Write out every record below exactly as it appears.
## begin Material provided
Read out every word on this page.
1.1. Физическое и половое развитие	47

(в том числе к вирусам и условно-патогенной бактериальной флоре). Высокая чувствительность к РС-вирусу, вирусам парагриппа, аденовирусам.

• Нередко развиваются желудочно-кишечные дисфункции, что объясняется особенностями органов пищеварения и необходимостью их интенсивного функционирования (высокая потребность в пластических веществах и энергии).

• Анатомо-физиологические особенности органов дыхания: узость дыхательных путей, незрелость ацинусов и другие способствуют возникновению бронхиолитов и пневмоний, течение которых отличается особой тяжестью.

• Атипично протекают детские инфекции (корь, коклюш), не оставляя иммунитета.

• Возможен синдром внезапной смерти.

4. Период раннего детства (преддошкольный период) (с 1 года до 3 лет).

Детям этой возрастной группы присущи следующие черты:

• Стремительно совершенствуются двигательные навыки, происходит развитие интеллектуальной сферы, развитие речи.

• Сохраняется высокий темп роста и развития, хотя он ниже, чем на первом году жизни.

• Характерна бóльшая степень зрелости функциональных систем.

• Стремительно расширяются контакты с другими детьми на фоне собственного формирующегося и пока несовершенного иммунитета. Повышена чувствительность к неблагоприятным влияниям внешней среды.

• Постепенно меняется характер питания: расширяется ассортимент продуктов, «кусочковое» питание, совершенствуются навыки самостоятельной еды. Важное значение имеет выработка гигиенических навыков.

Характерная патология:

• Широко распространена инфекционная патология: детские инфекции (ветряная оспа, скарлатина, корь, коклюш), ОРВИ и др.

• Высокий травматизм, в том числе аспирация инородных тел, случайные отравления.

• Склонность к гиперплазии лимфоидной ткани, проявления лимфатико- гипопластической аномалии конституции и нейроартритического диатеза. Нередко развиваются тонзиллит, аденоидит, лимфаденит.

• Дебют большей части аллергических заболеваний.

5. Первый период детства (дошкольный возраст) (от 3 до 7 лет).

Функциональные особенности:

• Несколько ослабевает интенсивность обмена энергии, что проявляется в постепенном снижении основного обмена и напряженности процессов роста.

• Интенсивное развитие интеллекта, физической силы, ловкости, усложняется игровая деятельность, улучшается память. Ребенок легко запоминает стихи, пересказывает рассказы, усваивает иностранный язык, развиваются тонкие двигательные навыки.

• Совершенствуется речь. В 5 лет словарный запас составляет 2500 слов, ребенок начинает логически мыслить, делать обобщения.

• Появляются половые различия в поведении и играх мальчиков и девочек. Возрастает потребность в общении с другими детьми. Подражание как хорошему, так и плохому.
## end Material provided
§ **Output for this task**:
Read out every word on this page.
1.1. Физическое и половое развитие	47

(в том числе к вирусам и условно-патогенной бактериальной флоре). Высокая чувствительность к РС-вирусу, вирусам парагриппа, аденовирусам.

• Нередко развиваются желудочно-кишечные дисфункции, что объясняется особенностями органов пищеварения и необходимостью их интенсивного функционирования (высокая потребность в пластических веществах и энергии).

• Анатомо-физиологические особенности органов дыхания: узость дыхательных путей, незрелость ацинусов и другие способствуют возникновению бронхиолитов и пневмоний, течение которых отличается особой тяжестью.

• Атипично протекают детские инфекции (корь, коклюш), не оставляя иммунитета.

• Возможен синдром внезапной смерти.

4. Период раннего детства (преддошкольный период) (с 1 года до 3 лет).

Детям этой возрастной группы присущи следующие черты:

• Стремительно совершенствуются двигательные навыки, происходит развитие интеллектуальной сферы, развитие речи.

• Сохраняется высокий темп роста и развития, хотя он ниже, чем на первом году жизни.

• Характерна бóльшая степень зрелости функциональных систем.

• Стремительно расширяются контакты с другими детьми на фоне собственного формирующегося и пока несовершенного иммунитета. Повышена чувствительность к неблагоприятным влияниям внешней среды.

• Постепенно меняется характер питания: расширяется ассортимент продуктов, «кусочковое» питание, совершенствуются навыки самостоятельной еды. Важное значение имеет выработка гигиенических навыков.

Характерная патология:

• Широко распространена инфекционная патология: детские инфекции (ветряная оспа, скарлатина, корь, коклюш), ОРВИ и др.

• Высокий травматизм, в том числе аспирация инородных тел, случайные отравления.

• Склонность к гиперплазии лимфоидной ткани, проявления лимфатико- гипопластической аномалии конституции и нейроартритического диатеза. Нередко развиваются тонзиллит, аденоидит, лимфаденит.

• Дебют большей части аллергических заболеваний.

5. Первый период детства (дошкольный возраст) (от 3 до 7 лет).

Функциональные особенности:

• Несколько ослабевает интенсивность обмена энергии, что проявляется в постепенном снижении основного обмена и напряженности процессов роста.

• Интенсивное развитие интеллекта, физической силы, ловкости, усложняется игровая деятельность, улучшается память. Ребенок легко запоминает стихи, пересказывает рассказы, усваивает иностранный язык, развиваются тонкие двигательные навыки.

• Совершенствуется речь. В 5 лет словарный запас составляет 2500 слов, ребенок начинает логически мыслить, делать обобщения.

• Появляются половые различия в поведении и играх мальчиков и девочек. Возрастает потребность в общении с другими детьми. Подражание как хорошему, так и плохому.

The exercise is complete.